Repeat the material exactly, leaving nothing out.

------------------------------

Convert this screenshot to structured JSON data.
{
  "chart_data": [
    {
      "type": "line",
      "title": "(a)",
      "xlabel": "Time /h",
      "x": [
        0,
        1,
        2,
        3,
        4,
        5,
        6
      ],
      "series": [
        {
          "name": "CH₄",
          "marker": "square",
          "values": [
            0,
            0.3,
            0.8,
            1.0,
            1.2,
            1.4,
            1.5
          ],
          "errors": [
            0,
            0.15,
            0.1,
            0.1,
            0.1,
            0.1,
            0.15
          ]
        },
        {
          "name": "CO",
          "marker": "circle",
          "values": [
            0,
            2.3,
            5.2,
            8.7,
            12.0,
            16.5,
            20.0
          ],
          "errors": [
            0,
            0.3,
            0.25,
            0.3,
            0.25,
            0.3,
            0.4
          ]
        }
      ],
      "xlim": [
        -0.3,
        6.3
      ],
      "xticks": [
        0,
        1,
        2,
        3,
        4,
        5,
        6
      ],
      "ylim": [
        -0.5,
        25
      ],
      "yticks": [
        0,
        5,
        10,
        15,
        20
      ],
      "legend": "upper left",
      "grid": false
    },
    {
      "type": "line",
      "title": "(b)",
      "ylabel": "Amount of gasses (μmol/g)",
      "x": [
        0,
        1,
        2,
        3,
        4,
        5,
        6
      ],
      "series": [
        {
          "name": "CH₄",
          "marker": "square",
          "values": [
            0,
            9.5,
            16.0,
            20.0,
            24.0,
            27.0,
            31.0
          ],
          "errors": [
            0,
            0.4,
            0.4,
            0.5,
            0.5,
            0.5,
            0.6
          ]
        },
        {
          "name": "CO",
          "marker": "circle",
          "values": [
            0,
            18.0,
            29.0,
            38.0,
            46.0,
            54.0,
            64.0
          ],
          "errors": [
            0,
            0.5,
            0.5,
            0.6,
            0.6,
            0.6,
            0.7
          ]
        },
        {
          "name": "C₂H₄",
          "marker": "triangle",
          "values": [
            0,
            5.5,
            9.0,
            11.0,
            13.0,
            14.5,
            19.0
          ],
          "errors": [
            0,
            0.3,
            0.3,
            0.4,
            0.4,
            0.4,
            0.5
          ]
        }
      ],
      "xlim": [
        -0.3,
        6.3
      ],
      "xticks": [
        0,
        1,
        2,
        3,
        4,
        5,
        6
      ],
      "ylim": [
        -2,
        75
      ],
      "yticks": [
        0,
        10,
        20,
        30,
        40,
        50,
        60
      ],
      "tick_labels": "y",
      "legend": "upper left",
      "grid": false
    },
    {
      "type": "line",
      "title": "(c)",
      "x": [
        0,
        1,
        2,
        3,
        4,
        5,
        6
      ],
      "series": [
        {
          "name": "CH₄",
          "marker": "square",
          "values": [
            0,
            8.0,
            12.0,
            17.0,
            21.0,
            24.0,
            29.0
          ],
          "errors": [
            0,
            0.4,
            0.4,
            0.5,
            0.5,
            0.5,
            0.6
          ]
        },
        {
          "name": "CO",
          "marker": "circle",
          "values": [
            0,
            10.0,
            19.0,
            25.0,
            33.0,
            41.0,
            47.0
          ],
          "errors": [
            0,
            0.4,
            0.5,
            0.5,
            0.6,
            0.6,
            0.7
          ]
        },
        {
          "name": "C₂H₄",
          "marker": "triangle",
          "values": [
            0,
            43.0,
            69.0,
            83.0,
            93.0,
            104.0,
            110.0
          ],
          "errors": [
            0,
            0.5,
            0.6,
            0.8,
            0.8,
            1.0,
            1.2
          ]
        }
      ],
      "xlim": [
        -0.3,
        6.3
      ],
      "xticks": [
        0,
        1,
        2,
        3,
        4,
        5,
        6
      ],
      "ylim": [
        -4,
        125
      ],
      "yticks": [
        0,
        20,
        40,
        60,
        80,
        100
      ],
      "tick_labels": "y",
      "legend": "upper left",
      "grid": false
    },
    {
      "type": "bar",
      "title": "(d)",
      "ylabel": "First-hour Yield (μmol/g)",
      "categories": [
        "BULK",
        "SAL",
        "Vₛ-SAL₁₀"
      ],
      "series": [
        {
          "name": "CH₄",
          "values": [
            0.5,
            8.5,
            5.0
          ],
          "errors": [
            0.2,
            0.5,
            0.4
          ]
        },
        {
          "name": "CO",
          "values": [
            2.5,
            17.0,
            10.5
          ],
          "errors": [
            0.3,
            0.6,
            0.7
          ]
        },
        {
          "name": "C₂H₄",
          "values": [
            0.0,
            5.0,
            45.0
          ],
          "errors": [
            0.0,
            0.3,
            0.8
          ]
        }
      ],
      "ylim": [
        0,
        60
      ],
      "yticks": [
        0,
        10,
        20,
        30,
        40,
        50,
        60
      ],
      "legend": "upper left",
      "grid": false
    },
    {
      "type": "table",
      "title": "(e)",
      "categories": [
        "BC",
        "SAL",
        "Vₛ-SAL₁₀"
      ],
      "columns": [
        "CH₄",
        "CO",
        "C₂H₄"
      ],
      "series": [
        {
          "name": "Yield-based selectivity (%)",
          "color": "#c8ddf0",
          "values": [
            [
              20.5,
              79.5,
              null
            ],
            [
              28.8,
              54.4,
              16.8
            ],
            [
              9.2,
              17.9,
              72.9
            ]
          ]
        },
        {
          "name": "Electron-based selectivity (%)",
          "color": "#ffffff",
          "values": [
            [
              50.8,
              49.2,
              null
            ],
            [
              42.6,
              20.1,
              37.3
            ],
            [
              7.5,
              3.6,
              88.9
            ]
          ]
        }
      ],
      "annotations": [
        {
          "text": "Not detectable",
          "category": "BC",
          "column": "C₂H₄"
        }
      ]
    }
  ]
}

------------------------------

* Result for this exercise:
Convert this screenshot to structured JSON data.
{
  "chart_data": [
    {
      "type": "line",
      "title": "(a)",
      "xlabel": "Time /h",
      "x": [
        0,
        1,
        2,
        3,
        4,
        5,
        6
      ],
      "series": [
        {
          "name": "CH₄",
          "marker": "square",
          "values": [
            0,
            0.3,
            0.8,
            1.0,
            1.2,
            1.4,
            1.5
          ],
          "errors": [
            0,
            0.15,
            0.1,
            0.1,
            0.1,
            0.1,
            0.15
          ]
        },
        {
          "name": "CO",
          "marker": "circle",
          "values": [
            0,
            2.3,
            5.2,
            8.7,
            12.0,
            16.5,
            20.0
          ],
          "errors": [
            0,
            0.3,
            0.25,
            0.3,
            0.25,
            0.3,
            0.4
          ]
        }
      ],
      "xlim": [
        -0.3,
        6.3
      ],
      "xticks": [
        0,
        1,
        2,
        3,
        4,
        5,
        6
      ],
      "ylim": [
        -0.5,
        25
      ],
      "yticks": [
        0,
        5,
        10,
        15,
        20
      ],
      "legend": "upper left",
      "grid": false
    },
    {
      "type": "line",
      "title": "(b)",
      "ylabel": "Amount of gasses (μmol/g)",
      "x": [
        0,
        1,
        2,
        3,
        4,
        5,
        6
      ],
      "series": [
        {
          "name": "CH₄",
          "marker": "square",
          "values": [
            0,
            9.5,
            16.0,
            20.0,
            24.0,
            27.0,
            31.0
          ],
          "errors": [
            0,
            0.4,
            0.4,
            0.5,
            0.5,
            0.5,
            0.6
          ]
        },
        {
          "name": "CO",
          "marker": "circle",
          "values": [
            0,
            18.0,
            29.0,
            38.0,
            46.0,
            54.0,
            64.0
          ],
          "errors": [
            0,
            0.5,
            0.5,
            0.6,
            0.6,
            0.6,
            0.7
          ]
        },
        {
          "name": "C₂H₄",
          "marker": "triangle",
          "values": [
            0,
            5.5,
            9.0,
            11.0,
            13.0,
            14.5,
            19.0
          ],
          "errors": [
            0,
            0.3,
            0.3,
            0.4,
            0.4,
            0.4,
            0.5
          ]
        }
      ],
      "xlim": [
        -0.3,
        6.3
      ],
      "xticks": [
        0,
        1,
        2,
        3,
        4,
        5,
        6
      ],
      "ylim": [
        -2,
        75
      ],
      "yticks": [
        0,
        10,
        20,
        30,
        40,
        50,
        60
      ],
      "tick_labels": "y",
      "legend": "upper left",
      "grid": false
    },
    {
      "type": "line",
      "title": "(c)",
      "x": [
        0,
        1,
        2,
        3,
        4,
        5,
        6
      ],
      "series": [
        {
          "name": "CH₄",
          "marker": "square",
          "values": [
            0,
            8.0,
            12.0,
            17.0,
            21.0,
            24.0,
            29.0
          ],
          "errors": [
            0,
            0.4,
            0.4,
            0.5,
            0.5,
            0.5,
            0.6
          ]
        },
        {
          "name": "CO",
          "marker": "circle",
          "values": [
            0,
            10.0,
            19.0,
            25.0,
            33.0,
            41.0,
            47.0
          ],
          "errors": [
            0,
            0.4,
            0.5,
            0.5,
            0.6,
            0.6,
            0.7
          ]
        },
        {
          "name": "C₂H₄",
          "marker": "triangle",
          "values": [
            0,
            43.0,
            69.0,
            83.0,
            93.0,
            104.0,
            110.0
          ],
          "errors": [
            0,
            0.5,
            0.6,
            0.8,
            0.8,
            1.0,
            1.2
          ]
        }
      ],
      "xlim": [
        -0.3,
        6.3
      ],
      "xticks": [
        0,
        1,
        2,
        3,
        4,
        5,
        6
      ],
      "ylim": [
        -4,
        125
      ],
      "yticks": [
        0,
        20,
        40,
        60,
        80,
        100
      ],
      "tick_labels": "y",
      "legend": "upper left",
      "grid": false
    },
    {
      "type": "bar",
      "title": "(d)",
      "ylabel": "First-hour Yield (μmol/g)",
      "categories": [
        "BULK",
        "SAL",
        "Vₛ-SAL₁₀"
      ],
      "series": [
        {
          "name": "CH₄",
          "values": [
            0.5,
            8.5,
            5.0
          ],
          "errors": [
            0.2,
            0.5,
            0.4
          ]
        },
        {
          "name": "CO",
          "values": [
            2.5,
            17.0,
            10.5
          ],
          "errors": [
            0.3,
            0.6,
            0.7
          ]
        },
        {
          "name": "C₂H₄",
          "values": [
            0.0,
            5.0,
            45.0
          ],
          "errors": [
            0.0,
            0.3,
            0.8
          ]
        }
      ],
      "ylim": [
        0,
        60
      ],
      "yticks": [
        0,
        10,
        20,
        30,
        40,
        50,
        60
      ],
      "legend": "upper left",
      "grid": false
    },
    {
      "type": "table",
      "title": "(e)",
      "categories": [
        "BC",
        "SAL",
        "Vₛ-SAL₁₀"
      ],
      "columns": [
        "CH₄",
        "CO",
        "C₂H₄"
      ],
      "series": [
        {
          "name": "Yield-based selectivity (%)",
          "color": "#c8ddf0",
          "values": [
            [
              20.5,
              79.5,
              null
            ],
            [
              28.8,
              54.4,
              16.8
            ],
            [
              9.2,
              17.9,
              72.9
            ]
          ]
        },
        {
          "name": "Electron-based selectivity (%)",
          "color": "#ffffff",
          "values": [
            [
              50.8,
              49.2,
              null
            ],
            [
              42.6,
              20.1,
              37.3
            ],
            [
              7.5,
              3.6,
              88.9
            ]
          ]
        }
      ],
      "annotations": [
        {
          "text": "Not detectable",
          "category": "BC",
          "column": "C₂H₄"
        }
      ]
    }
  ]
}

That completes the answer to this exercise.